** Given records follows **

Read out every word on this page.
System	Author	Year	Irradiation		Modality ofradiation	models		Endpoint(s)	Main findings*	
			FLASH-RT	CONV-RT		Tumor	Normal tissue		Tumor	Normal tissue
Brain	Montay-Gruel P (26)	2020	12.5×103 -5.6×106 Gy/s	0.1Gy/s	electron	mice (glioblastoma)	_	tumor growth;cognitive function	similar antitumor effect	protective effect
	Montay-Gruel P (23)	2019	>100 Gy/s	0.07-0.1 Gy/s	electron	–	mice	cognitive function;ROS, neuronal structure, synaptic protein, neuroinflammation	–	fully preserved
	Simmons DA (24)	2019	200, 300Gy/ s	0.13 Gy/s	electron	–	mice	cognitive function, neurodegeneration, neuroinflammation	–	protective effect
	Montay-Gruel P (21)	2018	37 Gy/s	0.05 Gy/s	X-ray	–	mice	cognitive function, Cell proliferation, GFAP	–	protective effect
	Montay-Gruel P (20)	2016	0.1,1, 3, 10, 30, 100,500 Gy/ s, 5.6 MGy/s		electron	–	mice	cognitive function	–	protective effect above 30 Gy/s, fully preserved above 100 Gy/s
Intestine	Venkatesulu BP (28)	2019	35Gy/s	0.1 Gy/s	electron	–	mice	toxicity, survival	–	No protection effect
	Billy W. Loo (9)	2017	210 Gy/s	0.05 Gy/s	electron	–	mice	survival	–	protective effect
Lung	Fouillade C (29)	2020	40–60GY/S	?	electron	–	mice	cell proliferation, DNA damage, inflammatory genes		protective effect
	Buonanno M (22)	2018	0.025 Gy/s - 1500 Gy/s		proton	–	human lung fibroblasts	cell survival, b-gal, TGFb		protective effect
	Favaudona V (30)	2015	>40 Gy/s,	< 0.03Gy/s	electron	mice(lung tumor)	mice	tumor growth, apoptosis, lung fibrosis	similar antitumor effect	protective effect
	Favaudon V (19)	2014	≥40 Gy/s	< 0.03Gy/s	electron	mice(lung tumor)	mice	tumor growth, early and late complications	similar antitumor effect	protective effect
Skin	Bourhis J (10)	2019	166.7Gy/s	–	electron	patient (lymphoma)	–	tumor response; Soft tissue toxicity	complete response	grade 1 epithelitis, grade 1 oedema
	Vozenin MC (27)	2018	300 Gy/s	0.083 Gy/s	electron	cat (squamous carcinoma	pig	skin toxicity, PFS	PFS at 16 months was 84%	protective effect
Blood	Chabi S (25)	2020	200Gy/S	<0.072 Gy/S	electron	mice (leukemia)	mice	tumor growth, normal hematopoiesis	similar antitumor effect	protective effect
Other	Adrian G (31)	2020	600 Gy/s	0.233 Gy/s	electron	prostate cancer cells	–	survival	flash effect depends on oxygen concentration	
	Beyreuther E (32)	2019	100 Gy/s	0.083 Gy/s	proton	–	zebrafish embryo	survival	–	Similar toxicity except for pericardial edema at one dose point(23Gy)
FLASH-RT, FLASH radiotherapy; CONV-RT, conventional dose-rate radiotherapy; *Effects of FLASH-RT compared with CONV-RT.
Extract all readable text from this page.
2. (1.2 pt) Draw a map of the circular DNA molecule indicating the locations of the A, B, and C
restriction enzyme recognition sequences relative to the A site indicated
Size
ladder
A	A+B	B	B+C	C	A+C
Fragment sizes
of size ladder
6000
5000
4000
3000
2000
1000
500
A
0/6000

** End of Given records **

=== What the task asks ===
Restate exactly the lines running from the line with "Extract all readable text from this page." to the end of the entries above, both ends included.

=== Your response ===
Extract all readable text from this page.
2. (1.2 pt) Draw a map of the circular DNA molecule indicating the locations of the A, B, and C
restriction enzyme recognition sequences relative to the A site indicated
Size
ladder
A	A+B	B	B+C	C	A+C
Fragment sizes
of size ladder
6000
5000
4000
3000
2000
1000
500
A
0/6000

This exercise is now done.